** Start PROVIDED INFORMATION **

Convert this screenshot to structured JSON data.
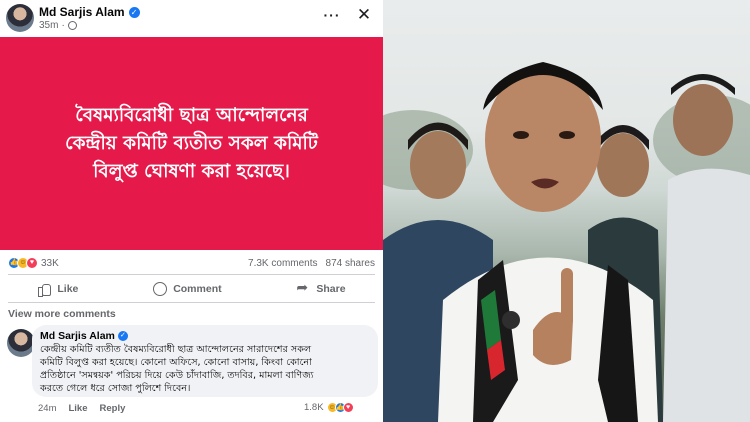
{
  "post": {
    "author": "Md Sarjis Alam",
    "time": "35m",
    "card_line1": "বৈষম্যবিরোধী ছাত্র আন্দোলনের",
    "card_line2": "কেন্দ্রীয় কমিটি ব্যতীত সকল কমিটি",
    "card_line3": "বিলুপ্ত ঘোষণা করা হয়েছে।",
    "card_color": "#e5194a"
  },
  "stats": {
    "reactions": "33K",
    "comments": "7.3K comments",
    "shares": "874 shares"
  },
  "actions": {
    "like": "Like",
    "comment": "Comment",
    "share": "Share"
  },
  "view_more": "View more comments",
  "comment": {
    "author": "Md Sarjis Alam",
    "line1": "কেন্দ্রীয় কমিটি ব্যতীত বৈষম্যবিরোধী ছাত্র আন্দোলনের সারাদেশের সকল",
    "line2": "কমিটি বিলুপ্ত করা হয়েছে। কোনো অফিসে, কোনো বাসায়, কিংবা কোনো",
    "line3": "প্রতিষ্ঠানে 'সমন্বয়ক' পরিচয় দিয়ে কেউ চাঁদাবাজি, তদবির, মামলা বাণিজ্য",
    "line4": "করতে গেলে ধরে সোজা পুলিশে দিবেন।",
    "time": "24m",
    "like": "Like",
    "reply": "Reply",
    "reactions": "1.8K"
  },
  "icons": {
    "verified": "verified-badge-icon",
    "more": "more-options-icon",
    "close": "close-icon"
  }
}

** End PROVIDED INFORMATION **

# WHAT YOU HAVE TO DO:
Reproduce the material above in full, exactly, with no images.

# CORRECT RESULT:
Convert this screenshot to structured JSON data.
{
  "post": {
    "author": "Md Sarjis Alam",
    "time": "35m",
    "card_line1": "বৈষম্যবিরোধী ছাত্র আন্দোলনের",
    "card_line2": "কেন্দ্রীয় কমিটি ব্যতীত সকল কমিটি",
    "card_line3": "বিলুপ্ত ঘোষণা করা হয়েছে।",
    "card_color": "#e5194a"
  },
  "stats": {
    "reactions": "33K",
    "comments": "7.3K comments",
    "shares": "874 shares"
  },
  "actions": {
    "like": "Like",
    "comment": "Comment",
    "share": "Share"
  },
  "view_more": "View more comments",
  "comment": {
    "author": "Md Sarjis Alam",
    "line1": "কেন্দ্রীয় কমিটি ব্যতীত বৈষম্যবিরোধী ছাত্র আন্দোলনের সারাদেশের সকল",
    "line2": "কমিটি বিলুপ্ত করা হয়েছে। কোনো অফিসে, কোনো বাসায়, কিংবা কোনো",
    "line3": "প্রতিষ্ঠানে 'সমন্বয়ক' পরিচয় দিয়ে কেউ চাঁদাবাজি, তদবির, মামলা বাণিজ্য",
    "line4": "করতে গেলে ধরে সোজা পুলিশে দিবেন।",
    "time": "24m",
    "like": "Like",
    "reply": "Reply",
    "reactions": "1.8K"
  },
  "icons": {
    "verified": "verified-badge-icon",
    "more": "more-options-icon",
    "close": "close-icon"
  }
}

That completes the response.